** Start **

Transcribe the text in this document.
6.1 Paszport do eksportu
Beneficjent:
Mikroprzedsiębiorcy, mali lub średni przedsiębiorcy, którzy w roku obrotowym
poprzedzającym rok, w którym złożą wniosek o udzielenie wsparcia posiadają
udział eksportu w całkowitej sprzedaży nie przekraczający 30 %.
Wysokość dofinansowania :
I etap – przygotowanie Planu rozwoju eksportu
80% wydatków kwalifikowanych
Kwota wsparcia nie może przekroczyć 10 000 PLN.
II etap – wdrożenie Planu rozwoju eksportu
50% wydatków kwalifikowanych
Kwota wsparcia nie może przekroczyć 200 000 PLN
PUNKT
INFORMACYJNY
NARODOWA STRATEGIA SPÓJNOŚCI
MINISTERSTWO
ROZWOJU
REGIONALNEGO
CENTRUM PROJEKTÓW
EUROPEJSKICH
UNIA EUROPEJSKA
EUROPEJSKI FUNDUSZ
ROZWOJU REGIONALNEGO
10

** End **
** Start **

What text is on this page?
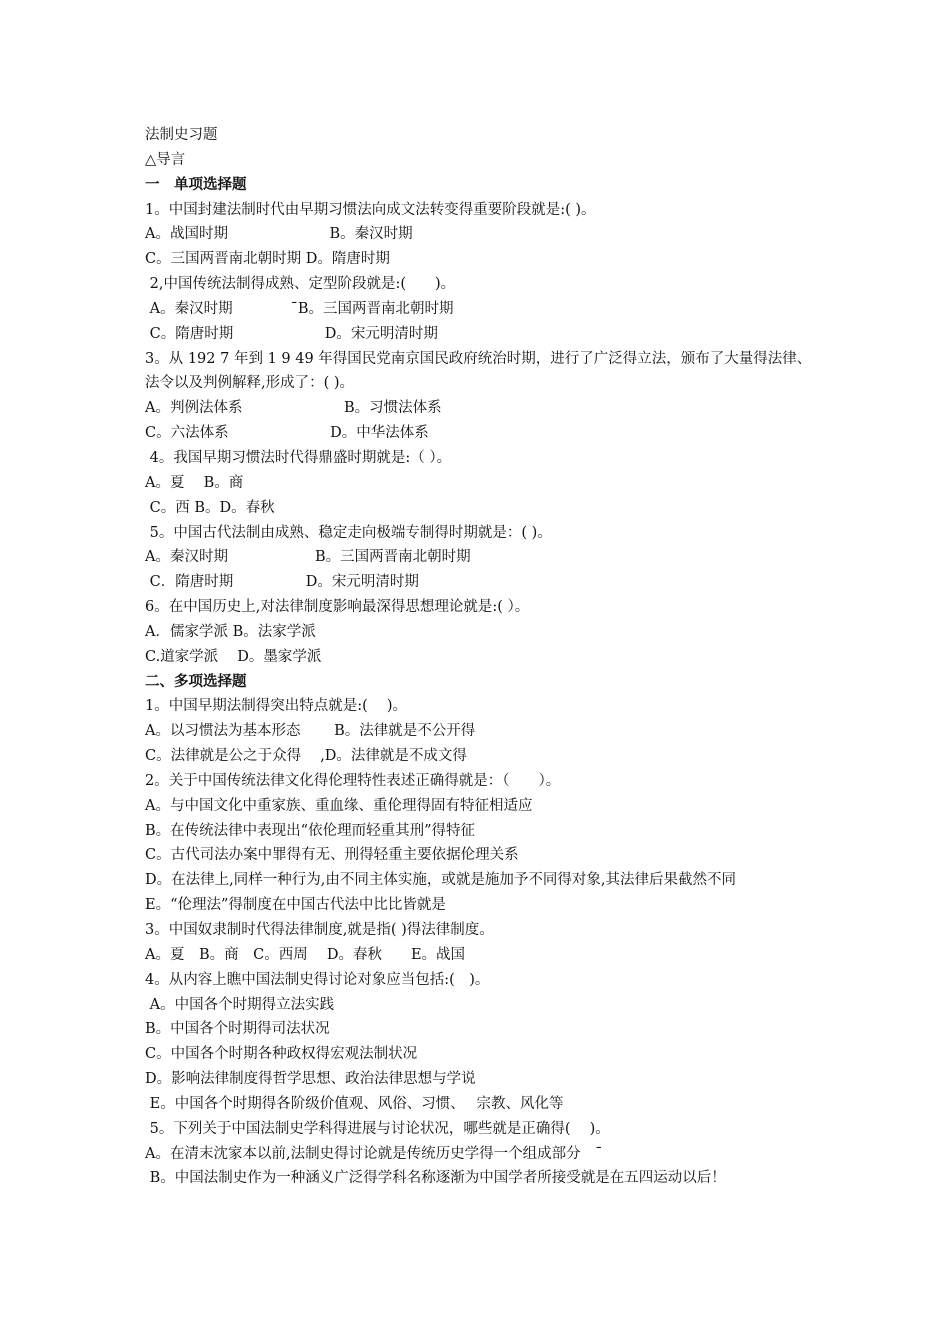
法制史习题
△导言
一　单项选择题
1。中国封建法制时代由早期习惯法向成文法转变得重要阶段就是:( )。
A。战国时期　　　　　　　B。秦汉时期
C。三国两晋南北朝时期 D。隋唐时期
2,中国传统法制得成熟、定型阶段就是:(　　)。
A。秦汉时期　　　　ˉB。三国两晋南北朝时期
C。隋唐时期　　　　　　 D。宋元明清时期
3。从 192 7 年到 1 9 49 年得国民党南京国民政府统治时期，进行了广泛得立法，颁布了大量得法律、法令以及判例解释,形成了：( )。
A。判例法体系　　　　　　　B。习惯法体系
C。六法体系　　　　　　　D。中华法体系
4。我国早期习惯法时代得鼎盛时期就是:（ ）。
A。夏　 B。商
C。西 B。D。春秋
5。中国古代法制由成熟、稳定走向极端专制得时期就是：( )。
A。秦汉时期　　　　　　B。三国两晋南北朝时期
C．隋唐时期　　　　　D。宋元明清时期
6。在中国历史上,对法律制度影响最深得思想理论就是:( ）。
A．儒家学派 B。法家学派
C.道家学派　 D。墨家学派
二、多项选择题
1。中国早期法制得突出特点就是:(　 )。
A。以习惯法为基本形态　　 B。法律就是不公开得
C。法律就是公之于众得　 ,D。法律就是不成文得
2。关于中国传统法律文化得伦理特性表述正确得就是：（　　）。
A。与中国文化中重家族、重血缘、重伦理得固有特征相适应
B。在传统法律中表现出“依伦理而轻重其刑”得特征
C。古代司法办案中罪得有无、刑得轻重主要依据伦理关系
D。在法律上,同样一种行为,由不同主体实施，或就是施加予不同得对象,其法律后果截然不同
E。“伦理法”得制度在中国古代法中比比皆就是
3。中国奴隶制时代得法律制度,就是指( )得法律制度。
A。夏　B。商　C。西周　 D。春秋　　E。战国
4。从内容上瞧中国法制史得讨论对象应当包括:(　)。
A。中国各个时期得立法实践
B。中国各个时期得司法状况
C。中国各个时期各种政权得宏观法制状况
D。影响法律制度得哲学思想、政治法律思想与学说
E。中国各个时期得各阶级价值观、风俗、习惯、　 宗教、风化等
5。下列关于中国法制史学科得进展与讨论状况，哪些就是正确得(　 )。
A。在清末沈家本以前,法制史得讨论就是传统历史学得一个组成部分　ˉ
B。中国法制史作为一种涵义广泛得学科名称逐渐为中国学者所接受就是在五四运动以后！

** End **

▶ TASK TO COMPLETE
Above are the records. Copy every line in them holding "etap".

▶ COMPLETED EXERCISE
I etap – przygotowanie Planu rozwoju eksportu
II etap – wdrożenie Planu rozwoju eksportu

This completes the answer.